▶ [Exercise]: Every line containing the word "various" must be pulled from the records.

Start of Dataset content

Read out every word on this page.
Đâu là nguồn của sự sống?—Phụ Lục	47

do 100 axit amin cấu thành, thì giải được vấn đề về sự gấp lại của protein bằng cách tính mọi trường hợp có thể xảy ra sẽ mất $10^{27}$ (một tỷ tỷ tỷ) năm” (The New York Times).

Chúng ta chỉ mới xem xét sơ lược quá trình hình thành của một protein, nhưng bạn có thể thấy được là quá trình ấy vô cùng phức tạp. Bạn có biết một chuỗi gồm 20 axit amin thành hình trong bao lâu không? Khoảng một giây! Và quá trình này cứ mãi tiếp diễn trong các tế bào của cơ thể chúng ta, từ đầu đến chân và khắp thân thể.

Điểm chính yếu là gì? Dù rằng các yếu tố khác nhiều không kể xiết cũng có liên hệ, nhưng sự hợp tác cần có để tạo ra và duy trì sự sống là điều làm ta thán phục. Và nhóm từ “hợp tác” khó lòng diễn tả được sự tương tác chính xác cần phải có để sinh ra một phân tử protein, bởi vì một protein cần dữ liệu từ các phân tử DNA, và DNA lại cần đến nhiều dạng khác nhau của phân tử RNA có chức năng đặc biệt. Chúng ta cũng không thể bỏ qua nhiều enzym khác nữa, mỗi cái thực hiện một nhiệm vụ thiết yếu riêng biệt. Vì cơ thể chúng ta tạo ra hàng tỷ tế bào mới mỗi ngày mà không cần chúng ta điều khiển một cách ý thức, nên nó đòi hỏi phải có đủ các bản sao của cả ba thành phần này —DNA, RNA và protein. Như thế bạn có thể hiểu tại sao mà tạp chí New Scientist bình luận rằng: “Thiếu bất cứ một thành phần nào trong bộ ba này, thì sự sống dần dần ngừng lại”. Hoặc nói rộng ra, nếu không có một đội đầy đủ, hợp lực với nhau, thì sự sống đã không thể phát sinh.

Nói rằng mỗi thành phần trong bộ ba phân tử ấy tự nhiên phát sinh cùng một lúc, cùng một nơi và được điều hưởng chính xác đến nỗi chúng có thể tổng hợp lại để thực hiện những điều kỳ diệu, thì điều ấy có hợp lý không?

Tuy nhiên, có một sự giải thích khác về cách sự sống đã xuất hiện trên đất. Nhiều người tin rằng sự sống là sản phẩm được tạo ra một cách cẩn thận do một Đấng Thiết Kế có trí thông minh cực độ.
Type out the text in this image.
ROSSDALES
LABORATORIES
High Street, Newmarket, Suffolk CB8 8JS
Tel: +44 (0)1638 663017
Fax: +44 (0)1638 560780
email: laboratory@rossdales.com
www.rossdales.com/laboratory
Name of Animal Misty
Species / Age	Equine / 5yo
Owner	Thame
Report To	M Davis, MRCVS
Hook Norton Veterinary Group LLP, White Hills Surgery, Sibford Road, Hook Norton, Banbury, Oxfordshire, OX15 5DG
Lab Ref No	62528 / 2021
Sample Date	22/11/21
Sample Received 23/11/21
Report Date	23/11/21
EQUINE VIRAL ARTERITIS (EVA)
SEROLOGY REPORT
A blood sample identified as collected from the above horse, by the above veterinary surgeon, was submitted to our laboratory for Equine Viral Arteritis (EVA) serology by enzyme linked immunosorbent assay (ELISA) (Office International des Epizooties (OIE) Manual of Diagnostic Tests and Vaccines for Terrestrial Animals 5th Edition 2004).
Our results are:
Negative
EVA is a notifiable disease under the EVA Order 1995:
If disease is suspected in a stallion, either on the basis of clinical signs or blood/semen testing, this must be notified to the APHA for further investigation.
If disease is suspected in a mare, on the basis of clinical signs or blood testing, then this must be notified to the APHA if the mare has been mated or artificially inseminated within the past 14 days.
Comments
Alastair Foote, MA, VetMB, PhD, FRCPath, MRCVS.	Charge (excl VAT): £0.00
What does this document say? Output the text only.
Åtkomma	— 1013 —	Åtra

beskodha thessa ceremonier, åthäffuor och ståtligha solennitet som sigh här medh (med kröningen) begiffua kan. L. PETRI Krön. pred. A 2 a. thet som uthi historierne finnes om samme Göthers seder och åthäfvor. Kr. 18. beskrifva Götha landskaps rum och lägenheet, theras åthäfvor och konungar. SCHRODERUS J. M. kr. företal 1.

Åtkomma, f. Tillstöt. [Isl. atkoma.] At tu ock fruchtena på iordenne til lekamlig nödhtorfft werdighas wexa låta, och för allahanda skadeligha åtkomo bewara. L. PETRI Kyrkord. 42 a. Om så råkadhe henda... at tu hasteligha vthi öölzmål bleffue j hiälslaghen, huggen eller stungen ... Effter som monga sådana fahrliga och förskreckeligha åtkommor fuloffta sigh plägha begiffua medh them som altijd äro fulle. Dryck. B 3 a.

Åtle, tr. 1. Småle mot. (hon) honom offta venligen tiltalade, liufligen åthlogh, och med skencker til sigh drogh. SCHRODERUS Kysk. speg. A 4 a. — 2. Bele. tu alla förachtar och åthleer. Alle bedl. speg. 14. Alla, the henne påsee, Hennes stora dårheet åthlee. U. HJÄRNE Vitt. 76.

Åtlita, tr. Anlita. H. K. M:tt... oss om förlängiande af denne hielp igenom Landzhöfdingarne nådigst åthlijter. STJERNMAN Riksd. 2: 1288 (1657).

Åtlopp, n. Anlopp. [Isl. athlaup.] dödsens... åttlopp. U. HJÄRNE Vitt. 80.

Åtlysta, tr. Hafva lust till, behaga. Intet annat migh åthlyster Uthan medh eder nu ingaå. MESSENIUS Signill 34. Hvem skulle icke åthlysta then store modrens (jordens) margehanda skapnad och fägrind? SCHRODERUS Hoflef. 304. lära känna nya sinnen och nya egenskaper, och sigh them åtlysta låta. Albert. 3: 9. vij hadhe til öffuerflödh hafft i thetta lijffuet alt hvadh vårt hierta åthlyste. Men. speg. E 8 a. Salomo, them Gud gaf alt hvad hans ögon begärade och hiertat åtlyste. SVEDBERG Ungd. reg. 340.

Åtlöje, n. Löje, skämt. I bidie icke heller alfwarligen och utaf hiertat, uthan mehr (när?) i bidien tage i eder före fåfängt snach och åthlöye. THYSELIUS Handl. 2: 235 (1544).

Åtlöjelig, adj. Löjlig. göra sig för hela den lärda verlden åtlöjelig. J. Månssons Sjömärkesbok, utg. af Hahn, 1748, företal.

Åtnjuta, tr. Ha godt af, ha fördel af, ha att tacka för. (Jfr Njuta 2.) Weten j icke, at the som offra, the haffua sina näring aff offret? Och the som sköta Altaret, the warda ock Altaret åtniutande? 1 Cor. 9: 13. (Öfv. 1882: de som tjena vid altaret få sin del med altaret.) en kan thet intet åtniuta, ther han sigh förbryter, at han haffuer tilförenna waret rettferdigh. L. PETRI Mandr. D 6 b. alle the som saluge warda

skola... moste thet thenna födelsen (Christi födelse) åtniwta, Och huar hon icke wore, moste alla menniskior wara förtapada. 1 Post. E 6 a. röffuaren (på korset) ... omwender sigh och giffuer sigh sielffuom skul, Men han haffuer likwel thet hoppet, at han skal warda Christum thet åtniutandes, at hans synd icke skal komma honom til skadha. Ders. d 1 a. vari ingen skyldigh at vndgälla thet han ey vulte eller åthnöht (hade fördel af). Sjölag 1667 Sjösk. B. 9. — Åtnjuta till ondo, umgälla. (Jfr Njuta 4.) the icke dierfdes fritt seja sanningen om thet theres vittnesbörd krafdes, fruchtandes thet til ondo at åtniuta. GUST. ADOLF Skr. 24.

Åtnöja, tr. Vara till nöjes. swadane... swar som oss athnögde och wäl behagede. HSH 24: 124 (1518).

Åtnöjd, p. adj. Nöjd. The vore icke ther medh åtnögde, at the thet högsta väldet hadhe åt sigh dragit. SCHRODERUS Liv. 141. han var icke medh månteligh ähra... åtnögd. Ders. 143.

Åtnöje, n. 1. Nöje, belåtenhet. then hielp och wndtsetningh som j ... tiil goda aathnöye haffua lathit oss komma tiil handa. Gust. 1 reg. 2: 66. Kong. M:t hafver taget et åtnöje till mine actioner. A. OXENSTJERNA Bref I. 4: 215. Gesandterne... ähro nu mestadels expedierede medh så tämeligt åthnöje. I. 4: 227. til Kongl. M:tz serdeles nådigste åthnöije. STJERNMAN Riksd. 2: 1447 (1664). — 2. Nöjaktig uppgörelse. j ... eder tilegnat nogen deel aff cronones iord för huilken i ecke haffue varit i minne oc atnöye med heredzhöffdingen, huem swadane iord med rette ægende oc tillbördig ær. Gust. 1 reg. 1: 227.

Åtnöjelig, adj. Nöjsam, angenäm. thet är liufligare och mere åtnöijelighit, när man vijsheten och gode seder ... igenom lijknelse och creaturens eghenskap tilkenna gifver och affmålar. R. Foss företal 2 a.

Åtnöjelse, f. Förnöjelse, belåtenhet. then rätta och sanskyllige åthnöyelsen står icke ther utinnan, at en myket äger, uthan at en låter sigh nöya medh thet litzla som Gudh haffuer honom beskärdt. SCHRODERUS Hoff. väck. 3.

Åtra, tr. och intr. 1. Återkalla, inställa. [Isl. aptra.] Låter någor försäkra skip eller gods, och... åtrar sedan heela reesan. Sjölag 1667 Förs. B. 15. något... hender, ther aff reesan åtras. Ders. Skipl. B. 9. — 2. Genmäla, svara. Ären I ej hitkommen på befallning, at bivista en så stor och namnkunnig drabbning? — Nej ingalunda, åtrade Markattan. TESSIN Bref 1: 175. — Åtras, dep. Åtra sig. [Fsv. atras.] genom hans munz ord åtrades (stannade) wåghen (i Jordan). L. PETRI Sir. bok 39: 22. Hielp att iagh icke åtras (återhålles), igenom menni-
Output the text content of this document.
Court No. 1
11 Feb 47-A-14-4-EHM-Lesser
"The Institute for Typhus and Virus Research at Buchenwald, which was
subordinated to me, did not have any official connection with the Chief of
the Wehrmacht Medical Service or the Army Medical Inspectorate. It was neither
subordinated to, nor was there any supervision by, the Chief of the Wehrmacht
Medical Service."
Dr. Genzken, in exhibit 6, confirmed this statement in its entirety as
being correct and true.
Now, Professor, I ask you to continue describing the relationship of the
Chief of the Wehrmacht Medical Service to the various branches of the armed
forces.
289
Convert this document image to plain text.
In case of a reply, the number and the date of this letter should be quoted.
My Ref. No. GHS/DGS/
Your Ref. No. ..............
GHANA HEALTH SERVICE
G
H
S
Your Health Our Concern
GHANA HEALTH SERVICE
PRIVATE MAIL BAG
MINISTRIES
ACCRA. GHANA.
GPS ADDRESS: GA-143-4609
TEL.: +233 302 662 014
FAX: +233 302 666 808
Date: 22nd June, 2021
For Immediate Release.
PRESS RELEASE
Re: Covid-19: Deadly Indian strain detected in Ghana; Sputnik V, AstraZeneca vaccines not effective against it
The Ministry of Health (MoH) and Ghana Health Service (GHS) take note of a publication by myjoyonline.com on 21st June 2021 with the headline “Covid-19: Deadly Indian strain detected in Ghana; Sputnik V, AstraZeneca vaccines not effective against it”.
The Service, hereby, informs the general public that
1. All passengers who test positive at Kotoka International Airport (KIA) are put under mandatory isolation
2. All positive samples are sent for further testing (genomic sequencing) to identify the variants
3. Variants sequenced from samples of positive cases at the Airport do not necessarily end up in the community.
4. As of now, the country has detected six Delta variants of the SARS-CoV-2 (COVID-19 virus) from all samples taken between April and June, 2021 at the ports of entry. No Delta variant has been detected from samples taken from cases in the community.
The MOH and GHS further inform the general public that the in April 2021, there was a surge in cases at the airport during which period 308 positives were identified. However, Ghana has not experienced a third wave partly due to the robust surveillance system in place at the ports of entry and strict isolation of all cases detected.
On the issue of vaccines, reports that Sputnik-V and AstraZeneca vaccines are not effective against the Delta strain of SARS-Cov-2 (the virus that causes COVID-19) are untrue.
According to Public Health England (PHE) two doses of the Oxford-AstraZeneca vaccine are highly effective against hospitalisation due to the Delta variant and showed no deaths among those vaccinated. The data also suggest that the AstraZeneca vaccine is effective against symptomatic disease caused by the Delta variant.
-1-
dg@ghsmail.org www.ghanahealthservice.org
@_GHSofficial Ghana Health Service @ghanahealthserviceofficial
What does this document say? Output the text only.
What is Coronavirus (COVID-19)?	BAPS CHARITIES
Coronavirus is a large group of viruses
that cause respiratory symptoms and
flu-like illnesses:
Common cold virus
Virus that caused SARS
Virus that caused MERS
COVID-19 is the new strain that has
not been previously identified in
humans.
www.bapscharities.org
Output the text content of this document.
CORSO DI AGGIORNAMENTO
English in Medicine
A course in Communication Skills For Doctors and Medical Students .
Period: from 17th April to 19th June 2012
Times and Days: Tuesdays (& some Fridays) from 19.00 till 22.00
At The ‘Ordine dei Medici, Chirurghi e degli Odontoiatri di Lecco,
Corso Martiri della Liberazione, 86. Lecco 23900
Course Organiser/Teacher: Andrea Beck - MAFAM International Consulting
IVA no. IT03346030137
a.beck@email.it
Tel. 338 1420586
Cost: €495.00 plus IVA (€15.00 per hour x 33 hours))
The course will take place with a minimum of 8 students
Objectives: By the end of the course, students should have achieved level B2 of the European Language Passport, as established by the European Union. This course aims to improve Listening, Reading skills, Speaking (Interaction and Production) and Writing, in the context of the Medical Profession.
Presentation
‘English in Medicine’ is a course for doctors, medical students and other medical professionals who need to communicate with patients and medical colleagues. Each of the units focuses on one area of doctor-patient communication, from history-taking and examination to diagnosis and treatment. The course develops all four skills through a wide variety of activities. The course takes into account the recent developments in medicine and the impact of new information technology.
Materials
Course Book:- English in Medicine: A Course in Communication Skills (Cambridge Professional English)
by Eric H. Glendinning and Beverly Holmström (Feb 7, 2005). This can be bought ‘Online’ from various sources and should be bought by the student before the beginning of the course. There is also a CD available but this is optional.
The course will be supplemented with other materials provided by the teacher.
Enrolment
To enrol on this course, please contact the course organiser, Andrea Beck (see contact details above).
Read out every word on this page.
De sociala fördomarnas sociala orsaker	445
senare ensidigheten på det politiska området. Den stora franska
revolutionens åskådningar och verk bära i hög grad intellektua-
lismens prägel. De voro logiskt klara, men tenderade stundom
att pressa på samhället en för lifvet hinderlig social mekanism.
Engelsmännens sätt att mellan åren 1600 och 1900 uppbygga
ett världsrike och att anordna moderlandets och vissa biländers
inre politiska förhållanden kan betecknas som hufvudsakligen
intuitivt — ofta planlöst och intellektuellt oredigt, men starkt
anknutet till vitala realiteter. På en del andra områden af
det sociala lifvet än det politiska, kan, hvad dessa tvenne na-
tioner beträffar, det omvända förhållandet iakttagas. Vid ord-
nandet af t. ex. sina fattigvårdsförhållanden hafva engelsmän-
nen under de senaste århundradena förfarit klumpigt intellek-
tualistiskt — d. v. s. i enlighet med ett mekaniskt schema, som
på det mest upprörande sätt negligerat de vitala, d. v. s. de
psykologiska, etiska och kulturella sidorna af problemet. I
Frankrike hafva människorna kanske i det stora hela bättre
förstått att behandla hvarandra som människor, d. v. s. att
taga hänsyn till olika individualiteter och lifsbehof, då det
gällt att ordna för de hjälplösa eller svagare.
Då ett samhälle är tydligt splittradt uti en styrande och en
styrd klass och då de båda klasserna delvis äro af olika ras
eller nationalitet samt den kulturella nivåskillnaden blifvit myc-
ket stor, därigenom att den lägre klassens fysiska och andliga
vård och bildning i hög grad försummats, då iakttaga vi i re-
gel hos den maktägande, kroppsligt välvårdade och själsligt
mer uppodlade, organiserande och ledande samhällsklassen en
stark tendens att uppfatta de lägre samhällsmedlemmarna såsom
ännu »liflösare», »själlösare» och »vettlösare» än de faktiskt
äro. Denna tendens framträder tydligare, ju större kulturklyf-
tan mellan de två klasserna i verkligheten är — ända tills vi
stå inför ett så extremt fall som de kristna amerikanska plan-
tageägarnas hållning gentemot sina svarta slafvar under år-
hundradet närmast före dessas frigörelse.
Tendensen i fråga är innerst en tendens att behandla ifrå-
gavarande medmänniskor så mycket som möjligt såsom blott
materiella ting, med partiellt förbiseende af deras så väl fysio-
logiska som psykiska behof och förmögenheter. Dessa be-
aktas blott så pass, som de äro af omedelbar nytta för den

End of Dataset content

▶ [Written answer]:
Chief of the Wehrmacht Medical Service to the various branches of the armed
by Eric H. Glendinning and Beverly Holmström (Feb 7, 2005). This can be bought ‘Online’ from various sources and should be bought by the student before the beginning of the course. There is also a CD available but this is optional.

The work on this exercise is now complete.